→ **READING TEXT**
---------------
Studio album by John Zorn
- Released: October 30, 2012
- Recorded: September & December 9, 2011 and May 2012
- Genre: Avant-garde, contemporary classical music
- Length: 42:33
- Label: Tzadik TZ 8092
- Producer: John Zorn

John Zorn chronology
| A Vision in Blakelight (2012) | Music and Its Double (2012) | The Concealed (2012) |

= Music and Its Double =

Music and Its Double is an album composed by John Zorn and featuring three contemporary compositions which were recorded in late 2011 and early 2012 in New York City and Finland, released on the Tzadik label in October 2012. The first track dedicated to composer György Ligeti, "À Rebours", was recorded at the Miller Theatre by cellist Fred Sherry and ensemble conducted by Brad Lubman. The four movements of "Ceremonial Magic" are 2012 studio recordings by David Fulmer and Kenny Wollesen and the final composition, "La Machine de L'Être" inspired by Antonin Artaud, was recorded by the Lahti Symphony Orchestra in 2011.
---------------
→ **ENTRIES**
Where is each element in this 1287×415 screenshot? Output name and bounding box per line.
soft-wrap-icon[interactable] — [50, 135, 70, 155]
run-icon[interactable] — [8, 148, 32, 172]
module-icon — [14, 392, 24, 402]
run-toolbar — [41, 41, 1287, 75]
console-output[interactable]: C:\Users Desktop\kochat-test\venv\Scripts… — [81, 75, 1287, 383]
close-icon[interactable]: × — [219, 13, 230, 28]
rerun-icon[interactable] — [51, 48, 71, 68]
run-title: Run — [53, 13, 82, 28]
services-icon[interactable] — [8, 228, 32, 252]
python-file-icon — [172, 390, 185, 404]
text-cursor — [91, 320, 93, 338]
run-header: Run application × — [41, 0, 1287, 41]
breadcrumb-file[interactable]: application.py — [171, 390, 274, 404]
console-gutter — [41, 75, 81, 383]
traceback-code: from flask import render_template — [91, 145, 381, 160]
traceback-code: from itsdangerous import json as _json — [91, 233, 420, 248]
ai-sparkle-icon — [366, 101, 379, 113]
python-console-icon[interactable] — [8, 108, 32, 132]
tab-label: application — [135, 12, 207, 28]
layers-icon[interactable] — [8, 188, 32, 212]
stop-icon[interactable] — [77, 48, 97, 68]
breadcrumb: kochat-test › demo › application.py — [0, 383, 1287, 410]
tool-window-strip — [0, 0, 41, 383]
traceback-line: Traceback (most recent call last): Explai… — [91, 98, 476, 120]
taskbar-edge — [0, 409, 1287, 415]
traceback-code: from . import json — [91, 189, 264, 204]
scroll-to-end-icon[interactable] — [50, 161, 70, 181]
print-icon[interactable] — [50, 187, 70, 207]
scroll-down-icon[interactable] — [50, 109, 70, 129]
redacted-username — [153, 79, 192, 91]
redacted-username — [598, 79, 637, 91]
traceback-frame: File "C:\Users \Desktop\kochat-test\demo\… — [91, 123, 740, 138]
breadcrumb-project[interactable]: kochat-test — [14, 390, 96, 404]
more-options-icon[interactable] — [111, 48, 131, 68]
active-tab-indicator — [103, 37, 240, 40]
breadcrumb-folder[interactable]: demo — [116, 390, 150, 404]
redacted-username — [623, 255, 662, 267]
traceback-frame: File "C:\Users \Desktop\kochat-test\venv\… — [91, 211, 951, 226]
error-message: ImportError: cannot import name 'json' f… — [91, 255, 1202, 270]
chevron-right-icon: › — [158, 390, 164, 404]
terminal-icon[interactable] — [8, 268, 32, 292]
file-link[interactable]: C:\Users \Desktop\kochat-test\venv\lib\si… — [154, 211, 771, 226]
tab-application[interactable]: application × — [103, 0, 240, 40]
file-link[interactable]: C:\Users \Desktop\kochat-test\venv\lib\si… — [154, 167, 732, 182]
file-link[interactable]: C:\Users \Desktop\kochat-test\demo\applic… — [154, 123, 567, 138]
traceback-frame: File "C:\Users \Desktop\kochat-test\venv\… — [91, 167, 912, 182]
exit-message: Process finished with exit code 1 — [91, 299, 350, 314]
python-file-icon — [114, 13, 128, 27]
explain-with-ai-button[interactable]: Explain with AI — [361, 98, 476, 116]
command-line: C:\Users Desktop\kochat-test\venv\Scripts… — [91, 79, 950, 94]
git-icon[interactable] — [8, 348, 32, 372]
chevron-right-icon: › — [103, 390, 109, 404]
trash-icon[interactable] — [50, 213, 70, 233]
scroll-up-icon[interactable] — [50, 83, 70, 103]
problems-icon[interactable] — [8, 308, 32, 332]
---------------
→ **BRIEF**
Answer from the Music and Its Double text:
1. What is the album's total length?
2. Who conducted the ensemble on "À Rebours"?
3. Which orchestra recorded "La Machine de L'Être"?

→ **OUTPUT OF THE TASK**
1. 42:33
2. Brad Lubman
3. The Lahti Symphony Orchestra